## What you need to do
(a) From the MySQL import post, reproduce the passage that begins at the words "The data is" and ends after the words "is the same.".
(b) Name every software program mentioned by name in the MySQL import post.
(c) Translate this sentence from the MySQL import post into Spanish: "The data is from Excel sheets which I exported with the "Unicode (txt)" option."

How to move Unicode data from Excel/csv file to MySQL table?

How to move Unicode data from Excel/csv file to MySQL table?

Post by Kai Schaet » Thu, 06 Aug 2009 21:31:31


I'm hitting a problem with using LOAD DATA to import csv files with non-ASCII
languages to MySQL.
The data is from Excel sheets which I exported with the "Unicode (txt)" option.
This produces a tab-delimited file that is encoded UCS-2 Little Endian (according
to Notepad++). I convert this in Notepad++ either to ANSI or to ANSI/UTF-8
without BOM and then import to MySQL. The result is the same.
- only the first line gets imported
- there seems to be a problem with the detection of the line-end as the last
field also gets the first field of the next line attached to it (and then it
stops)
- non-ASCII characters seem to display correctly (the first line has only two,
though), so the way of encoding the characters is the right one

Example:
a_saefte;10;;nahrungsmittel;10_obst;Ste;juices;Jus;Succhi;Zumos;(Meyve) sulari
is imported as:
a_saefte 10 nahrungsmittel 10_obst Ste juices Jus Succhi Zumos (Meyve) sulari
a_zitrusfruechte

(copied from PHPMyAdmin, international characters may not get encoded correctly
in this posting, forget about that)

## Stored data
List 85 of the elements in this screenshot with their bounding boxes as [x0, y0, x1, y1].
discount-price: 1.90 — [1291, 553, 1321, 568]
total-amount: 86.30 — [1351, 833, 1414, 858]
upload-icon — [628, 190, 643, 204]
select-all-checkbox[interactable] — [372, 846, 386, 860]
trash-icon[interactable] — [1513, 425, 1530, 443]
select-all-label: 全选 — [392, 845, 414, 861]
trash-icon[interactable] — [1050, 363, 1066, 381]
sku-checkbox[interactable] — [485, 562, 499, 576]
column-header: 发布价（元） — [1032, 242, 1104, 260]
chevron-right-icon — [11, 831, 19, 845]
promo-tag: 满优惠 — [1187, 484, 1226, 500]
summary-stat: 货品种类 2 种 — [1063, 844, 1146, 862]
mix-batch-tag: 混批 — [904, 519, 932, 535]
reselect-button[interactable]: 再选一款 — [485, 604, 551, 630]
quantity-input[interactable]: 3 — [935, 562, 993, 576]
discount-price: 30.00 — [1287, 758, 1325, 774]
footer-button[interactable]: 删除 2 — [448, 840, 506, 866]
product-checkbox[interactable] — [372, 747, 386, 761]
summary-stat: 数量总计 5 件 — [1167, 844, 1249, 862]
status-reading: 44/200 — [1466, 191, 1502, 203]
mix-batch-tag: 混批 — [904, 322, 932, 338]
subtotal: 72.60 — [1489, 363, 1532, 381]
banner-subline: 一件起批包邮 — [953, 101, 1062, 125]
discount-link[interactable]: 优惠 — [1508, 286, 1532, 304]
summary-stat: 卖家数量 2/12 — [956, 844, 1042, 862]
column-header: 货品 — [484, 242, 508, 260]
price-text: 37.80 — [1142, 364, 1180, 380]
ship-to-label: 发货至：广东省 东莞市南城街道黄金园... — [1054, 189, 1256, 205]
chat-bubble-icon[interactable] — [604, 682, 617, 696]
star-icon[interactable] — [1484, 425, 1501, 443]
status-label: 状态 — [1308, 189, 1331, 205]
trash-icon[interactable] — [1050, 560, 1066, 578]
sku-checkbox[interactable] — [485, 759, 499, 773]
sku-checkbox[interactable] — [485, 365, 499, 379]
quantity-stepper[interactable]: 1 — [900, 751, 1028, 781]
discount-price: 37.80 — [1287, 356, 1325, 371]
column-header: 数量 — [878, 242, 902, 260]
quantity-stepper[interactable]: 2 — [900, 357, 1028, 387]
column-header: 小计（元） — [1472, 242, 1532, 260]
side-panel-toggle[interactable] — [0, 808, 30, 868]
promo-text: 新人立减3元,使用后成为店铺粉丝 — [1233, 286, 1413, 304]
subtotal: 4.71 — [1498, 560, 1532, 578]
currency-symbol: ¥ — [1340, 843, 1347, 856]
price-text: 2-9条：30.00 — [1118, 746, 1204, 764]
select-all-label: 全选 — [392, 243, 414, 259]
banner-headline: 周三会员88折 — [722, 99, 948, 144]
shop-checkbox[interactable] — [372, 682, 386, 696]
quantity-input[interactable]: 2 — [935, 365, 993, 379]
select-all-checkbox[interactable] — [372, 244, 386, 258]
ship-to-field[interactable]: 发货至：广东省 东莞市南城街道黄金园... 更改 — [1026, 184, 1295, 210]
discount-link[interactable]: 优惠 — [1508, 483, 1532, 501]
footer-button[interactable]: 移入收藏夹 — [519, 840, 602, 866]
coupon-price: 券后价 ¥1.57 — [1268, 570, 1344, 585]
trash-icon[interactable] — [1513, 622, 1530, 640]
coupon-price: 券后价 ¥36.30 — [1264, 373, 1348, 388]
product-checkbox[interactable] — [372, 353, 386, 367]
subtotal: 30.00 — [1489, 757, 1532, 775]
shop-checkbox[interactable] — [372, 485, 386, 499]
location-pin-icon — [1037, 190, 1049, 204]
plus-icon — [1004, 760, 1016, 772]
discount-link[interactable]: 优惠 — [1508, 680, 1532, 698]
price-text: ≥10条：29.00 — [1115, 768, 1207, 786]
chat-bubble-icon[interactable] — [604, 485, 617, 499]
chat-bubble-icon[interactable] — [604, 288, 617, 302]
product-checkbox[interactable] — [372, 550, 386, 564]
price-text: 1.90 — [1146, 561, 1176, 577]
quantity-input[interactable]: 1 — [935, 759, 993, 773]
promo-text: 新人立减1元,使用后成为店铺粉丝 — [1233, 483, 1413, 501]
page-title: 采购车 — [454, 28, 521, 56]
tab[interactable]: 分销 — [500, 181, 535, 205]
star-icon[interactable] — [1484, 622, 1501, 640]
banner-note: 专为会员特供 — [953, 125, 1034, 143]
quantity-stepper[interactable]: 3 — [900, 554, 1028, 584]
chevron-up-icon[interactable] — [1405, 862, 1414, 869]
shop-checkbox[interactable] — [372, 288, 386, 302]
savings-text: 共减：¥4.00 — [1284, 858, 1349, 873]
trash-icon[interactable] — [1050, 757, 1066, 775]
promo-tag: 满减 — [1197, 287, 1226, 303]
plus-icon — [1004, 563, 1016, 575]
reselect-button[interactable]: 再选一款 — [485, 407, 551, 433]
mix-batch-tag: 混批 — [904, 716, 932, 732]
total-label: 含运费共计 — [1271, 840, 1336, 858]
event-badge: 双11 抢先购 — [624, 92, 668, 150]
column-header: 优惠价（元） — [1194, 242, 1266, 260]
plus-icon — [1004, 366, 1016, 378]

## Written answers
(a)
The data is from Excel sheets which I exported with the "Unicode (txt)" option.
This produces a tab-delimited file that is encoded UCS-2 Little Endian (according
to Notepad++). I convert this in Notepad++ either to ANSI or to ANSI/UTF-8
without BOM and then import to MySQL. The result is the same.

(b) Excel, Notepad++, MySQL, PHPMyAdmin

(c) Los datos provienen de hojas de Excel que exporté con la opción "Unicode (txt)".